---------- DATA SECTION

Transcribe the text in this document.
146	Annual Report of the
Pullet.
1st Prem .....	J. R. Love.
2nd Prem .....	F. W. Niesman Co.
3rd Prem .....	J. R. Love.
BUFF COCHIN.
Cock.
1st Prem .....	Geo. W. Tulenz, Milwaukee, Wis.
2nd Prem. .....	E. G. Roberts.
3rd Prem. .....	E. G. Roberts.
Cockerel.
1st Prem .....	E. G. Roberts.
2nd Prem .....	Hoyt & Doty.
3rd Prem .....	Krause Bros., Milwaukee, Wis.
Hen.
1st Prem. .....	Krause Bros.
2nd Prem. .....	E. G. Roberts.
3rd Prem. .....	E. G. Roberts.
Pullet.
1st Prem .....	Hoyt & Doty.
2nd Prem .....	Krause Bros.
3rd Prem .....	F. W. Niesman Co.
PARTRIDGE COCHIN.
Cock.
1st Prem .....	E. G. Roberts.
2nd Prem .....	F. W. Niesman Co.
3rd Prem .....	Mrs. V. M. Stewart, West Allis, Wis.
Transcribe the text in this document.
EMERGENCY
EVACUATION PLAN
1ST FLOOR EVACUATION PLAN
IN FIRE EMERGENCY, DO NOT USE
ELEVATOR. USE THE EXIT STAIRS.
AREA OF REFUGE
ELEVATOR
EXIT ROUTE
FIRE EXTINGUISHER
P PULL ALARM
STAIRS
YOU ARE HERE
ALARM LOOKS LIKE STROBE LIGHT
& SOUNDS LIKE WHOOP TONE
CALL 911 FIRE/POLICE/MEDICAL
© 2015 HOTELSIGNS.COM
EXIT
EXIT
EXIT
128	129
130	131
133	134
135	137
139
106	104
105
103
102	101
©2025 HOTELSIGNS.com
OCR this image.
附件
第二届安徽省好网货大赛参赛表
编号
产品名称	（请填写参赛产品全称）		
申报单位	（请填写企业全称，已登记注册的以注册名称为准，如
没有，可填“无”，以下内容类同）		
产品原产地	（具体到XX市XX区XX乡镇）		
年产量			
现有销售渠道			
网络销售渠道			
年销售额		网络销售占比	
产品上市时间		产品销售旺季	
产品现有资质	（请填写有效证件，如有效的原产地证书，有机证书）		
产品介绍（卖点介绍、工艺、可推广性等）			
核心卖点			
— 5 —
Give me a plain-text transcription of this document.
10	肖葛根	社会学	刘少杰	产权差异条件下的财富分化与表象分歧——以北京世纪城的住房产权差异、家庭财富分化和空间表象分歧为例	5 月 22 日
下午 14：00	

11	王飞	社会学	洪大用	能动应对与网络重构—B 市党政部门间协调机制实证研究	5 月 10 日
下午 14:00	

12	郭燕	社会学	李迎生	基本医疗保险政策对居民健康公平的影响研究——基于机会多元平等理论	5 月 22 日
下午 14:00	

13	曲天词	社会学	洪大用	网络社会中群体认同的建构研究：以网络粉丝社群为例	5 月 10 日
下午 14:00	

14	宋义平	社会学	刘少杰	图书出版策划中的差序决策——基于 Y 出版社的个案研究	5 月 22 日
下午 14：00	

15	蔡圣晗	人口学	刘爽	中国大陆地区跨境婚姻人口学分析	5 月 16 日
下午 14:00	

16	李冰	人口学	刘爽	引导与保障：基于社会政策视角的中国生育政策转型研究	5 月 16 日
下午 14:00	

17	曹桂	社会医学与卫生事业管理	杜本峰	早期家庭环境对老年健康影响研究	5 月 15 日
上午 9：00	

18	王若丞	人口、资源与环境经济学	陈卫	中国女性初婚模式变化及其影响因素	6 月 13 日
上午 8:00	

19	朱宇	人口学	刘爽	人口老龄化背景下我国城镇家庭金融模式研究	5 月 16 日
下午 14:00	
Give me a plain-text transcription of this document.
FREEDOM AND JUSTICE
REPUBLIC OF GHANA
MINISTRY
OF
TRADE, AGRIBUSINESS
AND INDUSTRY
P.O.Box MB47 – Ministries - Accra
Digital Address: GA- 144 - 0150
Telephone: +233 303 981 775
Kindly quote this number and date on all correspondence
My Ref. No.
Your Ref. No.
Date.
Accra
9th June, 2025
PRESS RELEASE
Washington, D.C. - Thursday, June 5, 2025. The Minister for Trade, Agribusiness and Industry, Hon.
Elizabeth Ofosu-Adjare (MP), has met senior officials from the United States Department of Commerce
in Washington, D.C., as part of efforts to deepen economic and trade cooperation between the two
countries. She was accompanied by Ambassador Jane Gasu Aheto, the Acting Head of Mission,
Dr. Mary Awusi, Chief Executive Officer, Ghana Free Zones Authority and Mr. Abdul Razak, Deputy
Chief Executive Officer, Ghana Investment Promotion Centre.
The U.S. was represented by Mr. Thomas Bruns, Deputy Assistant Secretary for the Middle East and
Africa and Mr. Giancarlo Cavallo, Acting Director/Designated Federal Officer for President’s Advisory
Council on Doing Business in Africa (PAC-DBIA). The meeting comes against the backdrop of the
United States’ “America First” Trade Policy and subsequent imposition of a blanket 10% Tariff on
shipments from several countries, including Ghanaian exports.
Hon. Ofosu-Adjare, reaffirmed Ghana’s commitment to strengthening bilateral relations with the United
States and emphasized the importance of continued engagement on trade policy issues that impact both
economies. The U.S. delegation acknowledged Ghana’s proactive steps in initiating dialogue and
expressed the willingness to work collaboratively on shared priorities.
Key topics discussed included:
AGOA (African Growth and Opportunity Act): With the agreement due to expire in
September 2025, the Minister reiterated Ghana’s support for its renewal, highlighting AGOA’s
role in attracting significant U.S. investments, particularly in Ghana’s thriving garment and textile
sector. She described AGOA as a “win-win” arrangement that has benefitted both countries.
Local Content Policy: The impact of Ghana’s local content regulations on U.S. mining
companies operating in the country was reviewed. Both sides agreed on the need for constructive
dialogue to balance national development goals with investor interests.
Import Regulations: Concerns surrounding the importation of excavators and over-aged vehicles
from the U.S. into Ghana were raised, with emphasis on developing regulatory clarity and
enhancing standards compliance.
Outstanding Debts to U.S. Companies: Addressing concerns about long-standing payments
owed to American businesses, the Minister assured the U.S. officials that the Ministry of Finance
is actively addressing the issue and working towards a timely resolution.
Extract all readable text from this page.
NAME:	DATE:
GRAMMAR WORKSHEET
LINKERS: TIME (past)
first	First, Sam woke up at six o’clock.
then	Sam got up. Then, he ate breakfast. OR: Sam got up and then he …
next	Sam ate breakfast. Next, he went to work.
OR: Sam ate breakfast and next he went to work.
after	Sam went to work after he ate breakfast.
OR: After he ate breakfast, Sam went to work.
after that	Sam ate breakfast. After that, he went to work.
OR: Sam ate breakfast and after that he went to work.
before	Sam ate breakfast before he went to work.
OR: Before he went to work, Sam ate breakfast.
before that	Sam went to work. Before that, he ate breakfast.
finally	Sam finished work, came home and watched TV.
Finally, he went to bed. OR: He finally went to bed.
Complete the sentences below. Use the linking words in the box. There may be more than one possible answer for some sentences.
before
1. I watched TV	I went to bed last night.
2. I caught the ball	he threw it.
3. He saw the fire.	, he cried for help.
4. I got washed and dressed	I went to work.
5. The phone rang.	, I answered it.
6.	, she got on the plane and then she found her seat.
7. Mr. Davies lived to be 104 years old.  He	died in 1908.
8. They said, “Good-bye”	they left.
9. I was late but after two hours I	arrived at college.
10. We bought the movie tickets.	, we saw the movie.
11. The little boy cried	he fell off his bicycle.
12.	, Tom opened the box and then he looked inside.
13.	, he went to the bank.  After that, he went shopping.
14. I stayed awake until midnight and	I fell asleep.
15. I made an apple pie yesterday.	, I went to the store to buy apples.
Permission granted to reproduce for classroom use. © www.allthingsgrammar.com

--------------------

GOAL: Find each line with the string "Adjare" and copy it out.

EXERCISE RESPONSE:
Elizabeth Ofosu-Adjare (MP), has met senior officials from the United States Department of Commerce
Hon. Ofosu-Adjare, reaffirmed Ghana’s commitment to strengthening bilateral relations with the United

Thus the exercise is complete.